* What you have to do
From the entries that follow, list every line in which the string "Intact" appears.

## Start Records to use

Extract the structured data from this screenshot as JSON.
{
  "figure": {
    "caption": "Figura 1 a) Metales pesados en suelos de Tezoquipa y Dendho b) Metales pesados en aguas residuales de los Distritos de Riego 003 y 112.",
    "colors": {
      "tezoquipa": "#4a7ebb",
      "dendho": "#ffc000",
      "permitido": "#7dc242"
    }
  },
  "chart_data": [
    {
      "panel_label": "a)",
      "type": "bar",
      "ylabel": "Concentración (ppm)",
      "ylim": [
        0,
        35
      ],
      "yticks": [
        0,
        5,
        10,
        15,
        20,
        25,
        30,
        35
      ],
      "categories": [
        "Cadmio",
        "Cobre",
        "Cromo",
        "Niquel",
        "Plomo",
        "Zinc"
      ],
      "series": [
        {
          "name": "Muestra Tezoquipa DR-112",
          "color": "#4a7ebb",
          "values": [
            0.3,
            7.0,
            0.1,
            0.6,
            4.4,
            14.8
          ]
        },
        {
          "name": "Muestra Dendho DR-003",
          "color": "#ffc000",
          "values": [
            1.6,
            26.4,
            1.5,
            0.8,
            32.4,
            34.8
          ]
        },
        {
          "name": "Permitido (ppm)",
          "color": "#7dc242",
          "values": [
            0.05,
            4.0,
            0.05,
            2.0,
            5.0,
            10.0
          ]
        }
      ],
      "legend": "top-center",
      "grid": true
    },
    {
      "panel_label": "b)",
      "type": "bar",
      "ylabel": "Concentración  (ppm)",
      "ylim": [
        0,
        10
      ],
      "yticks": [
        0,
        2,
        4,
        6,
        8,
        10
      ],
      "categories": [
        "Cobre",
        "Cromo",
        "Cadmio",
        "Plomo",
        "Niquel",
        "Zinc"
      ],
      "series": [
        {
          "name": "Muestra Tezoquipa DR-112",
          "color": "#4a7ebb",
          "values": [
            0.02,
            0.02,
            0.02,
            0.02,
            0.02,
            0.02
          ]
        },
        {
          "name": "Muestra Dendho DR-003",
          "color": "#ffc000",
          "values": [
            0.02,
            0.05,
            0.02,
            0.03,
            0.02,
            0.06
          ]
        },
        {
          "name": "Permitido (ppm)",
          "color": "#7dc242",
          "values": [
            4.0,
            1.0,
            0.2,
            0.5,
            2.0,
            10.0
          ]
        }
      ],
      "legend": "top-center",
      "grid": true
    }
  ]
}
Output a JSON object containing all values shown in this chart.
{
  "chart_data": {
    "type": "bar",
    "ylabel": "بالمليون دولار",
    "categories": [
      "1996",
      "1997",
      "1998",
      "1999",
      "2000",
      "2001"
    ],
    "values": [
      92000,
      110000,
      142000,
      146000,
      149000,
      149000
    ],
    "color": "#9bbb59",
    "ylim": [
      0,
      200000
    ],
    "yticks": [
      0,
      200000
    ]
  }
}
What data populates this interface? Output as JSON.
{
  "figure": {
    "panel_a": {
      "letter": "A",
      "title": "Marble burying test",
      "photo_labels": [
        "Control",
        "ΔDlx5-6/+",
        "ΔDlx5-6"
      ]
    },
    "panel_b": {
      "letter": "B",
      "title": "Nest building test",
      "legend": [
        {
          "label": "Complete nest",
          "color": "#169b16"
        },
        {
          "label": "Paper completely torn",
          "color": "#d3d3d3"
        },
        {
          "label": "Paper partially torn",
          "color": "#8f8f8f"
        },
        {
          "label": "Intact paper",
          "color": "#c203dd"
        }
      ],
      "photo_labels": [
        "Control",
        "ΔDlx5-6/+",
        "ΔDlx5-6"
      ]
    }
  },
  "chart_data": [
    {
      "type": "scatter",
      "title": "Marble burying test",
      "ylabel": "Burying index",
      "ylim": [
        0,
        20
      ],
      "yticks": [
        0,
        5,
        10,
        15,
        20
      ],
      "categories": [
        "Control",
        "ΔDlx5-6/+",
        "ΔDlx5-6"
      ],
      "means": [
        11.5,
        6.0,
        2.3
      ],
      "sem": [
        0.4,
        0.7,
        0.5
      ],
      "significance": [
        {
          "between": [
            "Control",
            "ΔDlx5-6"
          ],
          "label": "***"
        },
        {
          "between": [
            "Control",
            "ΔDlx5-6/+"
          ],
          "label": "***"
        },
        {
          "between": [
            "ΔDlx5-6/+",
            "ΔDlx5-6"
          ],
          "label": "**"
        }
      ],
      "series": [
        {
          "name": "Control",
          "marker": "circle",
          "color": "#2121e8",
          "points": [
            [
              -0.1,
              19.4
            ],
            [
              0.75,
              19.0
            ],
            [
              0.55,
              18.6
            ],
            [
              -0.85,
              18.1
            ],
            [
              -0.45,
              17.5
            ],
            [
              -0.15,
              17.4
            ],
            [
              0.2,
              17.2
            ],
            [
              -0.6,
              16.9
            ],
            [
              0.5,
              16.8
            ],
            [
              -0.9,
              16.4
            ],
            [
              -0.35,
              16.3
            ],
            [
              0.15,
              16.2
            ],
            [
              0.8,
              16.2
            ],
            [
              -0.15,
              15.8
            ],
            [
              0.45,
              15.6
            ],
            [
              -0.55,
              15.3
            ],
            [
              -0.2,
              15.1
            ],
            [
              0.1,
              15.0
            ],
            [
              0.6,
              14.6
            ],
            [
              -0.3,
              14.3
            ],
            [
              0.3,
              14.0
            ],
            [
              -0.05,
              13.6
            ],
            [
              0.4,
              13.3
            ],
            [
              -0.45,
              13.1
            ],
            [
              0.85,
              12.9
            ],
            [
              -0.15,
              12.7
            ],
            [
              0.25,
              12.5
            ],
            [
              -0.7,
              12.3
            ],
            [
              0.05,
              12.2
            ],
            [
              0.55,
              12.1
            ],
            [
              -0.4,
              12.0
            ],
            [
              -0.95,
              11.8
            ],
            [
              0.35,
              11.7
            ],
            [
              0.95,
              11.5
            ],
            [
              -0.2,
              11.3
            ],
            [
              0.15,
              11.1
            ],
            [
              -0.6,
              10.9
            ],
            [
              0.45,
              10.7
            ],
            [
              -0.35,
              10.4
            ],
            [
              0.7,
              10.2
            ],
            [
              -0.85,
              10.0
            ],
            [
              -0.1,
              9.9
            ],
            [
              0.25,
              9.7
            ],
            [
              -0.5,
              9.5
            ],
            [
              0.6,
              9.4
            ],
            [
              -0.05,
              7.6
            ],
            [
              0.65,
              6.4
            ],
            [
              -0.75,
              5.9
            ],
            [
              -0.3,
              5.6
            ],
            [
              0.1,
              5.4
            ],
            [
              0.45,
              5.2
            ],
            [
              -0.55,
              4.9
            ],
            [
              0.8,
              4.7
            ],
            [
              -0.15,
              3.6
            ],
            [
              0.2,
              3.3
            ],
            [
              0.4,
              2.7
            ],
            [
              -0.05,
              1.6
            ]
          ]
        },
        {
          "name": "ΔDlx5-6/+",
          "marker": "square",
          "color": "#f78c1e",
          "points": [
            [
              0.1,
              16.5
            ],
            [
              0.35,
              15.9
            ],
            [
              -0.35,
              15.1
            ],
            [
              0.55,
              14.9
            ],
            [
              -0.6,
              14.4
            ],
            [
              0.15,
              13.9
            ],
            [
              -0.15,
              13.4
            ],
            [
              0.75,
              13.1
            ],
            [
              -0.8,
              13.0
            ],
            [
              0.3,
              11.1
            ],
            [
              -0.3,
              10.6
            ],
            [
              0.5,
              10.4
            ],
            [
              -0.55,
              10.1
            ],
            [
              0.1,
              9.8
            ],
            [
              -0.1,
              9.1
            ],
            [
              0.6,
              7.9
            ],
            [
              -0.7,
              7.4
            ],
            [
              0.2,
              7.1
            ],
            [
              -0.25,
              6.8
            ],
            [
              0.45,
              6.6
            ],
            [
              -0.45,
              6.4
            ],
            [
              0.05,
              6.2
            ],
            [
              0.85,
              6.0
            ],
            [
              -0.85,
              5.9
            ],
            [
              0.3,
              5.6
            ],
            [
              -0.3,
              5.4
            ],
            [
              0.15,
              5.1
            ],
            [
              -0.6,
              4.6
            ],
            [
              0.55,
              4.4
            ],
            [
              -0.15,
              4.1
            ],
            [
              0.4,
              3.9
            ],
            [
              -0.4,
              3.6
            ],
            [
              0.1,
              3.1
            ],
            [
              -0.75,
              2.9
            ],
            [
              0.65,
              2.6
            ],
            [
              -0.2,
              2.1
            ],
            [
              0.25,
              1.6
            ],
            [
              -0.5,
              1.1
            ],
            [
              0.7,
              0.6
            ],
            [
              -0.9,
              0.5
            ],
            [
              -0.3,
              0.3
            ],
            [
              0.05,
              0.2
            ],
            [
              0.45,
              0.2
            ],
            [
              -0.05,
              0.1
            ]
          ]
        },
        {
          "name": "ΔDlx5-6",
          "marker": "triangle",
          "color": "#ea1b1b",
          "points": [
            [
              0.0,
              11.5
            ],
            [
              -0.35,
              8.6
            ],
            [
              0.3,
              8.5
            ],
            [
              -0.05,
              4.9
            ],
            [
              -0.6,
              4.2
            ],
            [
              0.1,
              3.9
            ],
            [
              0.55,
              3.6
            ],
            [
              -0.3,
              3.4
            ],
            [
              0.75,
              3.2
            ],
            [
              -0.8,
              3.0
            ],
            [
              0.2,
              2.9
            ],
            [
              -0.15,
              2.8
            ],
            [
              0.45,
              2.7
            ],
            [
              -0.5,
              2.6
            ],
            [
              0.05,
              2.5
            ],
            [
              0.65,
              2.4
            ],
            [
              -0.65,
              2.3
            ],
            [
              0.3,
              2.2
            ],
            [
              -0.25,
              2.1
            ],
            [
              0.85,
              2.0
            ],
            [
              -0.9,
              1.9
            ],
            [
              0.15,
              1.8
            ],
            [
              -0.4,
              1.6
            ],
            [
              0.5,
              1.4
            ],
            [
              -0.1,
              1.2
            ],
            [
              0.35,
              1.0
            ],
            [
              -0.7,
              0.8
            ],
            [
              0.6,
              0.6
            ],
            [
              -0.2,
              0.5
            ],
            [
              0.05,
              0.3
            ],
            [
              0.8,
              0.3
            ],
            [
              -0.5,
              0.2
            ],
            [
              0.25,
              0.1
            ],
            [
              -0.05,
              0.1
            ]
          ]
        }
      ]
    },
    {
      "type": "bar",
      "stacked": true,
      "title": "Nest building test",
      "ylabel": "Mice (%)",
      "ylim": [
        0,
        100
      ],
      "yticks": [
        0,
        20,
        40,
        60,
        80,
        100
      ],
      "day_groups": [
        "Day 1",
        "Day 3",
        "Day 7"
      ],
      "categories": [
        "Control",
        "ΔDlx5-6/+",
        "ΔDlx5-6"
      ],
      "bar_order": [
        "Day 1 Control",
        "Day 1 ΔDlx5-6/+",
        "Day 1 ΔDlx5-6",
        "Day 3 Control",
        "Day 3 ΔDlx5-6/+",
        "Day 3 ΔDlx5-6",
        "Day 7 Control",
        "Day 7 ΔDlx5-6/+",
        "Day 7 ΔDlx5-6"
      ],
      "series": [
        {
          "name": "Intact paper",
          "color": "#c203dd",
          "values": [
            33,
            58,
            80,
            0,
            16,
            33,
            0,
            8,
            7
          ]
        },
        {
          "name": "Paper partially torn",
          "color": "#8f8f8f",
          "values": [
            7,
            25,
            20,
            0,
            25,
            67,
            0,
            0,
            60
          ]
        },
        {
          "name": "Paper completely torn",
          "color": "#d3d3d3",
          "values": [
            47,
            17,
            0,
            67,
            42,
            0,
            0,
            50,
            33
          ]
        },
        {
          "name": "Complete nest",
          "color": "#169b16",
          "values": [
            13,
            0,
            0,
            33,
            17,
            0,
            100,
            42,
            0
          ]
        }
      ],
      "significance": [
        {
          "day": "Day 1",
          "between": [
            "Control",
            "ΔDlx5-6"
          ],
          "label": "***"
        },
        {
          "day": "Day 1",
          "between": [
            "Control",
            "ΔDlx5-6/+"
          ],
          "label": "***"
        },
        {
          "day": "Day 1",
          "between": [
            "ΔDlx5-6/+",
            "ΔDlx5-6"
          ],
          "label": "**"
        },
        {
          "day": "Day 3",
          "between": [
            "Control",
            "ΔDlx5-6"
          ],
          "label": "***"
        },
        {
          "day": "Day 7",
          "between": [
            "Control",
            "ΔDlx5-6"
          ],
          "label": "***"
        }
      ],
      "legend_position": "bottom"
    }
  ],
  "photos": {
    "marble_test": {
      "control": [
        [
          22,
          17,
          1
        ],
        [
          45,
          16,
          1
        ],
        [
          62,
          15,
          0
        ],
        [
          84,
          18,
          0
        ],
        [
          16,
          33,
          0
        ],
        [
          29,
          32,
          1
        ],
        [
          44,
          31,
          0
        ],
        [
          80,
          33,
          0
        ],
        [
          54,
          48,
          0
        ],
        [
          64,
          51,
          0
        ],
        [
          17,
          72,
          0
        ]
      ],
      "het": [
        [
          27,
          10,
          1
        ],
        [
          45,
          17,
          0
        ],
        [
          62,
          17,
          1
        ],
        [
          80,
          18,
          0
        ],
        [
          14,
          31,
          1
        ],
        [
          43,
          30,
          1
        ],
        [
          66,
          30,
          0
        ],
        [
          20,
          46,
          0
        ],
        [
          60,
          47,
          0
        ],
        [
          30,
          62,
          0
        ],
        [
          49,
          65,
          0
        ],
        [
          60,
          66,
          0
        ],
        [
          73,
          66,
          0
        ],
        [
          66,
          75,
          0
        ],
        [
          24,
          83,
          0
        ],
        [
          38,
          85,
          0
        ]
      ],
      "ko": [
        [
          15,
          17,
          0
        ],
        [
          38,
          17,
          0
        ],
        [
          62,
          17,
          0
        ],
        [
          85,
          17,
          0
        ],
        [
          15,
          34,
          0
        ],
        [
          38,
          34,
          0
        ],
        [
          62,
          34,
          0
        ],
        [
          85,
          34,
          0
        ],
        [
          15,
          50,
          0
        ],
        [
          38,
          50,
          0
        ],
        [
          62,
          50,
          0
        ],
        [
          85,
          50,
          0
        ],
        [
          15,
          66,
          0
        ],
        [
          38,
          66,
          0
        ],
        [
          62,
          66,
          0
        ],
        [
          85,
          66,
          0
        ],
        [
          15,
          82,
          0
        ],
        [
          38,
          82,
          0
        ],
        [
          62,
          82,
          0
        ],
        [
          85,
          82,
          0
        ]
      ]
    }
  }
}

## End Records to use

* Answer for this exercise
          "label": "Intact paper",
          "name": "Intact paper",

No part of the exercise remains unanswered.